• _Input material_:
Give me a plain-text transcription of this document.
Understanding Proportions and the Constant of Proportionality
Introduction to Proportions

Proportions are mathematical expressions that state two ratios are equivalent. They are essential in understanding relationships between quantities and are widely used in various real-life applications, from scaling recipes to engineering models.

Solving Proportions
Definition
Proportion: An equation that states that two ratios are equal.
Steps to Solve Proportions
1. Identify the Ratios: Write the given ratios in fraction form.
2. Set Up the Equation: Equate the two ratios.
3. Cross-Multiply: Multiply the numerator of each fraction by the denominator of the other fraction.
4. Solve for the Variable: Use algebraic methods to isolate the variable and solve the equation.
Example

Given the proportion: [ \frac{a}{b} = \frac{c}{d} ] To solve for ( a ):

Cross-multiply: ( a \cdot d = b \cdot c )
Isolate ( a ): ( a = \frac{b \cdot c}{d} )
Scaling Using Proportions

• _Task instructions_:
Copy down the material exactly as written.

• _Result of this exercise_:
Give me a plain-text transcription of this document.
Understanding Proportions and the Constant of Proportionality
Introduction to Proportions

Proportions are mathematical expressions that state two ratios are equivalent. They are essential in understanding relationships between quantities and are widely used in various real-life applications, from scaling recipes to engineering models.

Solving Proportions
Definition
Proportion: An equation that states that two ratios are equal.
Steps to Solve Proportions
1. Identify the Ratios: Write the given ratios in fraction form.
2. Set Up the Equation: Equate the two ratios.
3. Cross-Multiply: Multiply the numerator of each fraction by the denominator of the other fraction.
4. Solve for the Variable: Use algebraic methods to isolate the variable and solve the equation.
Example

Given the proportion: [ \frac{a}{b} = \frac{c}{d} ] To solve for ( a ):

Cross-multiply: ( a \cdot d = b \cdot c )
Isolate ( a ): ( a = \frac{b \cdot c}{d} )
Scaling Using Proportions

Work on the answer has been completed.